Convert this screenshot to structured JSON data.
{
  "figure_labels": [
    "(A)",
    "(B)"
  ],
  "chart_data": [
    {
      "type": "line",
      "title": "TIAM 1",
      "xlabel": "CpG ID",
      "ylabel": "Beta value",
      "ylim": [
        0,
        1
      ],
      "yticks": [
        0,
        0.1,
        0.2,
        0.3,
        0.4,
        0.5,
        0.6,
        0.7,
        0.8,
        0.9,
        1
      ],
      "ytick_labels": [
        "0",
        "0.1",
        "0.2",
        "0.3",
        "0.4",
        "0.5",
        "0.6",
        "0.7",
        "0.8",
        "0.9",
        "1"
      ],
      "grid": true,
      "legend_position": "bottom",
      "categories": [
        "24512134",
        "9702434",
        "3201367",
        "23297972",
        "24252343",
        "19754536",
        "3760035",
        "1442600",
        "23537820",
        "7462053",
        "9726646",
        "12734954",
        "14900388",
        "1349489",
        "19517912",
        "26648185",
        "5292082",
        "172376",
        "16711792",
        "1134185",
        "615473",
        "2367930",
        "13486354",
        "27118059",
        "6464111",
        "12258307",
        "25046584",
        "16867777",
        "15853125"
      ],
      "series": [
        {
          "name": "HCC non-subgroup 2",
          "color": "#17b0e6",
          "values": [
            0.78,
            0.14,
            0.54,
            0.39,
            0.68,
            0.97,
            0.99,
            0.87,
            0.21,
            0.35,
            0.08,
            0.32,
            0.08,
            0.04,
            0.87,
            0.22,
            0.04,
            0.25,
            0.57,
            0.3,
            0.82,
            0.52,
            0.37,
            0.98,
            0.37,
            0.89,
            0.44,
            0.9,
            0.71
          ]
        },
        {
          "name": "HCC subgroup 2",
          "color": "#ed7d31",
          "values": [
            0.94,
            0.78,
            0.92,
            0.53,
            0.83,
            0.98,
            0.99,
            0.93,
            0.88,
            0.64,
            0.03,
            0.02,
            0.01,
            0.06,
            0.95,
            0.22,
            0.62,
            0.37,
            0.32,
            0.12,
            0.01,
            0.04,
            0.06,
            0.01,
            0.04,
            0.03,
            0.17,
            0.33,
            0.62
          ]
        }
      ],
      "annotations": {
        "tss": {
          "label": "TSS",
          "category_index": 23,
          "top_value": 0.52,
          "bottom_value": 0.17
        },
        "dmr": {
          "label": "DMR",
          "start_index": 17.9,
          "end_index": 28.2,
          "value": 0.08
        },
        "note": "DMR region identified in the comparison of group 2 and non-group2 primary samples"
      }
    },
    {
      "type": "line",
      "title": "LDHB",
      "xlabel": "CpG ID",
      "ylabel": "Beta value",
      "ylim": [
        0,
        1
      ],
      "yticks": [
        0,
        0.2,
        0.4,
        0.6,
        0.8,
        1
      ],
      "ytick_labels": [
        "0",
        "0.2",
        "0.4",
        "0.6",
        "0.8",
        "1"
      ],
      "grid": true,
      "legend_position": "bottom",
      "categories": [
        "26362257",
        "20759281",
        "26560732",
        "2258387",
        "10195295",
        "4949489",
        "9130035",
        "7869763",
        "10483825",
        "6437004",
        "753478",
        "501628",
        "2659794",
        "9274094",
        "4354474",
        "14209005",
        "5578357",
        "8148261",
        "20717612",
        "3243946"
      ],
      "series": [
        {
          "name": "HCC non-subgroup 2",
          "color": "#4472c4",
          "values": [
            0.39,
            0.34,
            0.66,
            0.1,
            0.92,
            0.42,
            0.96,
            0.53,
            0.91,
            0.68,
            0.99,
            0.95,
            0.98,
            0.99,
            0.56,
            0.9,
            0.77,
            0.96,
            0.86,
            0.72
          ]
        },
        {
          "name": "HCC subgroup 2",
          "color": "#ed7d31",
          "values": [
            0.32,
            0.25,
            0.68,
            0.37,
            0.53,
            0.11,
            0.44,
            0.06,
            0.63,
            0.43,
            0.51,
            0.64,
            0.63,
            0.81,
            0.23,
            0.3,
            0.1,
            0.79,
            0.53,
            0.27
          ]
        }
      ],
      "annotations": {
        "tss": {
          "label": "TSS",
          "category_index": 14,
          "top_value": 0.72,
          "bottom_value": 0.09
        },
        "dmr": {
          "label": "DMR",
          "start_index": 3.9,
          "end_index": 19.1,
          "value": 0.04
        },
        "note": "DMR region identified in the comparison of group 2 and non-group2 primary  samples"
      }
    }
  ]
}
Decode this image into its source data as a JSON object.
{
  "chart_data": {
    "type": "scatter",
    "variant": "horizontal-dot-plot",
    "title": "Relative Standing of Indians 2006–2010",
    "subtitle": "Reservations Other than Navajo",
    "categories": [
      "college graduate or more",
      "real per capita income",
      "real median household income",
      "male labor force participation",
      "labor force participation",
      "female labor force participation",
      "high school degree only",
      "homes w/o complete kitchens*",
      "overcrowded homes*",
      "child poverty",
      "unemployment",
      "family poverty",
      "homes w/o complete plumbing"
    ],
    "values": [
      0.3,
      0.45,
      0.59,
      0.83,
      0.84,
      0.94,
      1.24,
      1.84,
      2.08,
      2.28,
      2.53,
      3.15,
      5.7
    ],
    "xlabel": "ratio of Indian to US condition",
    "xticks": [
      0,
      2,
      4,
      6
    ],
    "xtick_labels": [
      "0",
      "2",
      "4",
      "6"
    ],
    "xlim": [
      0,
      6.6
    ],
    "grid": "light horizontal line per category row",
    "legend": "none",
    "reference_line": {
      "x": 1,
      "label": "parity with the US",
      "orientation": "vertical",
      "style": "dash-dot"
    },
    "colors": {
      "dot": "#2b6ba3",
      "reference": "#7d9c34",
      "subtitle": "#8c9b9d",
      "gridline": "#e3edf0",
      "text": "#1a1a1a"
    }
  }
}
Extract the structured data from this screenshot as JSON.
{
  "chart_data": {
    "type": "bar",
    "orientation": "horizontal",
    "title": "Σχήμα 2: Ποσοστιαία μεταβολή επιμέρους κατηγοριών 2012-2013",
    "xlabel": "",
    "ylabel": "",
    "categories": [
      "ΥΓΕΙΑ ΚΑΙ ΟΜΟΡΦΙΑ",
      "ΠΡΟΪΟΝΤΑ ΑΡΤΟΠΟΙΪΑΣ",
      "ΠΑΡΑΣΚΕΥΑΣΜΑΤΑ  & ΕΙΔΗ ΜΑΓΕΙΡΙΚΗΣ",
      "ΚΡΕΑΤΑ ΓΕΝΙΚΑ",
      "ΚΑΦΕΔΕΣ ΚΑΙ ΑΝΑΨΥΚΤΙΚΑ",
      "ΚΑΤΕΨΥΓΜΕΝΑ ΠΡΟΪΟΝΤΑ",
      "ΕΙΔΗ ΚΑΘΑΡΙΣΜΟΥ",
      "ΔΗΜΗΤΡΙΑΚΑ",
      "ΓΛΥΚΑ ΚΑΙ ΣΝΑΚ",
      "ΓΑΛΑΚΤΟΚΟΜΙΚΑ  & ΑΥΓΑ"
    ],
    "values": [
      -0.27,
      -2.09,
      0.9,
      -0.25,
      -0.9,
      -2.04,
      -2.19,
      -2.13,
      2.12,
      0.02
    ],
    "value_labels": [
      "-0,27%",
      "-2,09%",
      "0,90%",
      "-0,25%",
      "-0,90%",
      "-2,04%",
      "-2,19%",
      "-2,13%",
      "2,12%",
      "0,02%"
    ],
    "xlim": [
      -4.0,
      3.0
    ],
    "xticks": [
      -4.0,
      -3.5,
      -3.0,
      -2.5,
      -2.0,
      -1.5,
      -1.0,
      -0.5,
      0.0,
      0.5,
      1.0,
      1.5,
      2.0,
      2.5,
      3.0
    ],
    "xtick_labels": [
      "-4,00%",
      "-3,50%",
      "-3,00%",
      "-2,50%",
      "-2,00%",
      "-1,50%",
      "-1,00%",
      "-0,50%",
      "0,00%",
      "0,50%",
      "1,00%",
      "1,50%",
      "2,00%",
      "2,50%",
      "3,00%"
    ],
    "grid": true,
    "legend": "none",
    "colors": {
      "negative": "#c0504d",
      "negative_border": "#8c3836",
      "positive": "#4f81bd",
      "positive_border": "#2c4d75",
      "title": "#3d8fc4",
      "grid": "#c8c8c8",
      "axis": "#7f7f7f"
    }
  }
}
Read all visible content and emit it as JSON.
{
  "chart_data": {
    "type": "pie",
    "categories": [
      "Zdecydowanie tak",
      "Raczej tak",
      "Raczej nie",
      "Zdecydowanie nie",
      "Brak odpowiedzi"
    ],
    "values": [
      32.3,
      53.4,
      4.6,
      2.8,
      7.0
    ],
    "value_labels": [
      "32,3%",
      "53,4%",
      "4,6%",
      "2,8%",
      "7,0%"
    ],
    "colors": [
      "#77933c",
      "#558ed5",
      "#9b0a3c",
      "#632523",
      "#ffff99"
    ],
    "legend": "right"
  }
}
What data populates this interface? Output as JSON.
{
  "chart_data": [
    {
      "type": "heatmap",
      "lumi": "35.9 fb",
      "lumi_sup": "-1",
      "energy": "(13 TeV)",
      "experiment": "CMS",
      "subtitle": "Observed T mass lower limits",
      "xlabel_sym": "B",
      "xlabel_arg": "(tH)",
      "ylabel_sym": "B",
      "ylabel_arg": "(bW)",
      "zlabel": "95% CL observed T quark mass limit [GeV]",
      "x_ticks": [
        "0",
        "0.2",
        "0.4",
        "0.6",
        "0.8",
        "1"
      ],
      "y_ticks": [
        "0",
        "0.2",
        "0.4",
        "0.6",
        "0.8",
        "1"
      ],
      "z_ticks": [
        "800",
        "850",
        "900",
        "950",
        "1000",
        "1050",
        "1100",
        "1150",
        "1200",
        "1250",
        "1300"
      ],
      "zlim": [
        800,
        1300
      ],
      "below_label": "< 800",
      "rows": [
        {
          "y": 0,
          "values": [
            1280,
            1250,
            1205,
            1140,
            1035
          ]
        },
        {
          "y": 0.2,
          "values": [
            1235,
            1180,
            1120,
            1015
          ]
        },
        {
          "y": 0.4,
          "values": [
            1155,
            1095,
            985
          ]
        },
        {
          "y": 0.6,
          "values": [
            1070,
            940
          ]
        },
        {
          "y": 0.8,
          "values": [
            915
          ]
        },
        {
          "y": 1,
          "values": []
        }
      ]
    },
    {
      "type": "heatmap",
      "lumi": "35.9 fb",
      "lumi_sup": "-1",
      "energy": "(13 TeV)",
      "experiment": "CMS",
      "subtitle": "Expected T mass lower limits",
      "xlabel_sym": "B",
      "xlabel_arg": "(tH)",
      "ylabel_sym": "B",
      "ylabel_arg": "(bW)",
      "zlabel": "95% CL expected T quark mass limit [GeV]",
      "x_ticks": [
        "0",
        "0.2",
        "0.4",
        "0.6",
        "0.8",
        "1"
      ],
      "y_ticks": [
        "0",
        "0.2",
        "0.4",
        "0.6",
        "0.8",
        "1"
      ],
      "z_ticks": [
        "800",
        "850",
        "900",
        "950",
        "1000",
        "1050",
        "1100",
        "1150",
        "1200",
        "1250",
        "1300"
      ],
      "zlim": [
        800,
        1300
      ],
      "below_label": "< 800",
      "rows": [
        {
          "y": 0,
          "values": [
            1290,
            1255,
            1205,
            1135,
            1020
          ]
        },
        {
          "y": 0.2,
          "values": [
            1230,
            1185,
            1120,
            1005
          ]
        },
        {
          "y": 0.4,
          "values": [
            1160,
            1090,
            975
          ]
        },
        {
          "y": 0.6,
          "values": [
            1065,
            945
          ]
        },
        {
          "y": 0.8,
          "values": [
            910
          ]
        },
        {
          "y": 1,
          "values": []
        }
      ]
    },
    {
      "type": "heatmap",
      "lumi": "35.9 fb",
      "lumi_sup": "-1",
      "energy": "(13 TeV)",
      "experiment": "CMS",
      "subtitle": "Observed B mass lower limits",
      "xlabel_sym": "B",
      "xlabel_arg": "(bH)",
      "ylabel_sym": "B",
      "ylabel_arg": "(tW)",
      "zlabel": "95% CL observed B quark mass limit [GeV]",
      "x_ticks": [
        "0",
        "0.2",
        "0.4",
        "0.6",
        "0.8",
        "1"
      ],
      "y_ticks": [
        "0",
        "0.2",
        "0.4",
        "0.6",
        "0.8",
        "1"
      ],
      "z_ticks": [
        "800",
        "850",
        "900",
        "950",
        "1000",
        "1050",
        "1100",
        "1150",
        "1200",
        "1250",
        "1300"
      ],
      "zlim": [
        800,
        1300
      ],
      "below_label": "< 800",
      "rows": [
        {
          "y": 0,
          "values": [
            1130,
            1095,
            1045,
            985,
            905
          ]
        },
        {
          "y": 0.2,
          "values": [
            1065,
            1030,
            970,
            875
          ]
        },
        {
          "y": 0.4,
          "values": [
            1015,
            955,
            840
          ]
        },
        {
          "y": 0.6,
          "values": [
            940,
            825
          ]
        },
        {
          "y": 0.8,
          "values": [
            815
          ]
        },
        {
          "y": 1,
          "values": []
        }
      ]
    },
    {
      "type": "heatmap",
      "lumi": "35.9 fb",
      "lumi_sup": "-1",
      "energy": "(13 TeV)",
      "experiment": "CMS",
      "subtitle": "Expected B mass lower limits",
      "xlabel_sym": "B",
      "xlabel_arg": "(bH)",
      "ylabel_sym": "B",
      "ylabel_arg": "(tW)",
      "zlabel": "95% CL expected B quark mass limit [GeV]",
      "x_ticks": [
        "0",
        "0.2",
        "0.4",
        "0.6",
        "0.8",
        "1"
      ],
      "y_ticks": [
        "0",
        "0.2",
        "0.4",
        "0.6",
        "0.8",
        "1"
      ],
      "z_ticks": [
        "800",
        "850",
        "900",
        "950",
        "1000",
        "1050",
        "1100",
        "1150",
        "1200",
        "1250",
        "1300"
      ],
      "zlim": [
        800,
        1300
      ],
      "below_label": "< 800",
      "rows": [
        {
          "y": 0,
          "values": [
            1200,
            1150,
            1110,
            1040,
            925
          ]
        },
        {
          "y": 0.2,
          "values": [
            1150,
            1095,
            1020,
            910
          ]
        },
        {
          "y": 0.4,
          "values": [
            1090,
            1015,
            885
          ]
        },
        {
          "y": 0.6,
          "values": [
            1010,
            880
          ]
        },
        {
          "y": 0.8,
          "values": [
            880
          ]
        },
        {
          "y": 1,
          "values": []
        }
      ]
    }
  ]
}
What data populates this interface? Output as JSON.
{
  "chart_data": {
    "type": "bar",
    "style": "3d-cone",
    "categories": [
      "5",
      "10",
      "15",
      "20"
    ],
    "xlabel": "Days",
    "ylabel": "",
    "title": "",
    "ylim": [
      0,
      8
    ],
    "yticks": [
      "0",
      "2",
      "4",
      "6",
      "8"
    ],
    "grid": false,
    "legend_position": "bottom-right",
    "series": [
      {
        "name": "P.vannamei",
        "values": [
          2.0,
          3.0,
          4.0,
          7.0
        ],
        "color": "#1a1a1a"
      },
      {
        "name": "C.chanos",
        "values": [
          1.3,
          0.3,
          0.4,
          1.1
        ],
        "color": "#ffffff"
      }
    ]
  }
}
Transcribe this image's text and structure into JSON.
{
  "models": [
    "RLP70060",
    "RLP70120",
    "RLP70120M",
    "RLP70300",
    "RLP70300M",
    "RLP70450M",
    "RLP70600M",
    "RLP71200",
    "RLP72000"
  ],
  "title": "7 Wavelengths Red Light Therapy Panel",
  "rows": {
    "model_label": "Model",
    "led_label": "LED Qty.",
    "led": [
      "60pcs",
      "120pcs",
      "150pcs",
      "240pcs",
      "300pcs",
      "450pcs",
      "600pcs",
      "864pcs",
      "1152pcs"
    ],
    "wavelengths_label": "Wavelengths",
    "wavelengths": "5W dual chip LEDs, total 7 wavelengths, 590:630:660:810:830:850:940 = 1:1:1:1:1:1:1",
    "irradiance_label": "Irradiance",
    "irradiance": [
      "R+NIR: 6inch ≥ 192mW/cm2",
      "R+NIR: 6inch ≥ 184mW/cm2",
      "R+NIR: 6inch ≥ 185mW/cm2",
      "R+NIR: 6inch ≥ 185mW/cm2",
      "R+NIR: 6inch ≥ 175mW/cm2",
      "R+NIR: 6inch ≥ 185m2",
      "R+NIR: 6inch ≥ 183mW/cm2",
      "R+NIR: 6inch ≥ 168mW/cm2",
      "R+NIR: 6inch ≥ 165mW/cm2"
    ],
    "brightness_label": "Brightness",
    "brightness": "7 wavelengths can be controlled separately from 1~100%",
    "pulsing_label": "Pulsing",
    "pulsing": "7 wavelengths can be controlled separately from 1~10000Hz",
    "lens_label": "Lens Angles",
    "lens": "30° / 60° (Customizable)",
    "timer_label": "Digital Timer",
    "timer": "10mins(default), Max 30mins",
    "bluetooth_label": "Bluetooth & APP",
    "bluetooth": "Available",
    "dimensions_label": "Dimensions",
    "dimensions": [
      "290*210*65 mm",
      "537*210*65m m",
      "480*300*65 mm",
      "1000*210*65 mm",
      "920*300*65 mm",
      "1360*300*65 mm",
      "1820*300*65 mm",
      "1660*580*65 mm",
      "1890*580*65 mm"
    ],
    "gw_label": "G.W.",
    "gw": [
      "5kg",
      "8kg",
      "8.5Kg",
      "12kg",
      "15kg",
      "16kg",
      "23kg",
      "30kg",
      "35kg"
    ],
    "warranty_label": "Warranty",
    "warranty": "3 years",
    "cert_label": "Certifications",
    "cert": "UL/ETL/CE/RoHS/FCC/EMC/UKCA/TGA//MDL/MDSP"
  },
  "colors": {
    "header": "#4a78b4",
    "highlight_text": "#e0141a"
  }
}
= = = = =
§ **SHORT TASK**
Where a line of the data holds "lower", show that line.

§ **FULL OUTPUT**
      "subtitle": "Observed T mass lower limits",
      "subtitle": "Expected T mass lower limits",
      "subtitle": "Observed B mass lower limits",
      "subtitle": "Expected B mass lower limits",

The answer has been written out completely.